--- Begin RECORDS SUPPLIED ---

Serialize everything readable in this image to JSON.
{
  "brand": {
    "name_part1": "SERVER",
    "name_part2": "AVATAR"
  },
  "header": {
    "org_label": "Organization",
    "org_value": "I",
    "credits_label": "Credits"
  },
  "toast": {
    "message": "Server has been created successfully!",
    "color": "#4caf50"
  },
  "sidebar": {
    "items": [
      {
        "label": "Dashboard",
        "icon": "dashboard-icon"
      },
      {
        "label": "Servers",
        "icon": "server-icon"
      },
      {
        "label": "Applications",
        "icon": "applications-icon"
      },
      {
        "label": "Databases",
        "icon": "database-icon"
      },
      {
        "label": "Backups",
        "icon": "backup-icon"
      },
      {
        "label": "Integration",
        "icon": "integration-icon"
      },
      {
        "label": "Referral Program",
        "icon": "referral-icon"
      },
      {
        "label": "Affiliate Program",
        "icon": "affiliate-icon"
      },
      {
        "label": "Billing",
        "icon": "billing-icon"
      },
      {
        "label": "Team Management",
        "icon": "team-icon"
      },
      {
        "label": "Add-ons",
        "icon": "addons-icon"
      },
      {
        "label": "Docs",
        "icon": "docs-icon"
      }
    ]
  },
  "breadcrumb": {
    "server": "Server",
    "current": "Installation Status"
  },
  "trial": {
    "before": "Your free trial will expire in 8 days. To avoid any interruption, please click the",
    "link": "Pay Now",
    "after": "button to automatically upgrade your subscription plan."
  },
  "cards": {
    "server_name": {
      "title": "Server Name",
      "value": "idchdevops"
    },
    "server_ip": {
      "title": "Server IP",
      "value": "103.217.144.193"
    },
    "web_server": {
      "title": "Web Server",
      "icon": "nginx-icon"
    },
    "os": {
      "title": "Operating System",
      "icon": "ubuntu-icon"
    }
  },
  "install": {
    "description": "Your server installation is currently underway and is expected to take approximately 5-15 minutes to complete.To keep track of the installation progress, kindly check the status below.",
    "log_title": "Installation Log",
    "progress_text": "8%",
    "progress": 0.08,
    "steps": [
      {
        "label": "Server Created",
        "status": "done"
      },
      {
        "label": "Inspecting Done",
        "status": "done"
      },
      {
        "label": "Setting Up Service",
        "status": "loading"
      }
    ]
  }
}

--- End RECORDS SUPPLIED ---

## [TASK BRIEF]
Copy out the whole listing exactly.

## [SOLUTION FOR THIS EXERCISE]
Serialize everything readable in this image to JSON.
{
  "brand": {
    "name_part1": "SERVER",
    "name_part2": "AVATAR"
  },
  "header": {
    "org_label": "Organization",
    "org_value": "I",
    "credits_label": "Credits"
  },
  "toast": {
    "message": "Server has been created successfully!",
    "color": "#4caf50"
  },
  "sidebar": {
    "items": [
      {
        "label": "Dashboard",
        "icon": "dashboard-icon"
      },
      {
        "label": "Servers",
        "icon": "server-icon"
      },
      {
        "label": "Applications",
        "icon": "applications-icon"
      },
      {
        "label": "Databases",
        "icon": "database-icon"
      },
      {
        "label": "Backups",
        "icon": "backup-icon"
      },
      {
        "label": "Integration",
        "icon": "integration-icon"
      },
      {
        "label": "Referral Program",
        "icon": "referral-icon"
      },
      {
        "label": "Affiliate Program",
        "icon": "affiliate-icon"
      },
      {
        "label": "Billing",
        "icon": "billing-icon"
      },
      {
        "label": "Team Management",
        "icon": "team-icon"
      },
      {
        "label": "Add-ons",
        "icon": "addons-icon"
      },
      {
        "label": "Docs",
        "icon": "docs-icon"
      }
    ]
  },
  "breadcrumb": {
    "server": "Server",
    "current": "Installation Status"
  },
  "trial": {
    "before": "Your free trial will expire in 8 days. To avoid any interruption, please click the",
    "link": "Pay Now",
    "after": "button to automatically upgrade your subscription plan."
  },
  "cards": {
    "server_name": {
      "title": "Server Name",
      "value": "idchdevops"
    },
    "server_ip": {
      "title": "Server IP",
      "value": "103.217.144.193"
    },
    "web_server": {
      "title": "Web Server",
      "icon": "nginx-icon"
    },
    "os": {
      "title": "Operating System",
      "icon": "ubuntu-icon"
    }
  },
  "install": {
    "description": "Your server installation is currently underway and is expected to take approximately 5-15 minutes to complete.To keep track of the installation progress, kindly check the status below.",
    "log_title": "Installation Log",
    "progress_text": "8%",
    "progress": 0.08,
    "steps": [
      {
        "label": "Server Created",
        "status": "done"
      },
      {
        "label": "Inspecting Done",
        "status": "done"
      },
      {
        "label": "Setting Up Service",
        "status": "loading"
      }
    ]
  }
}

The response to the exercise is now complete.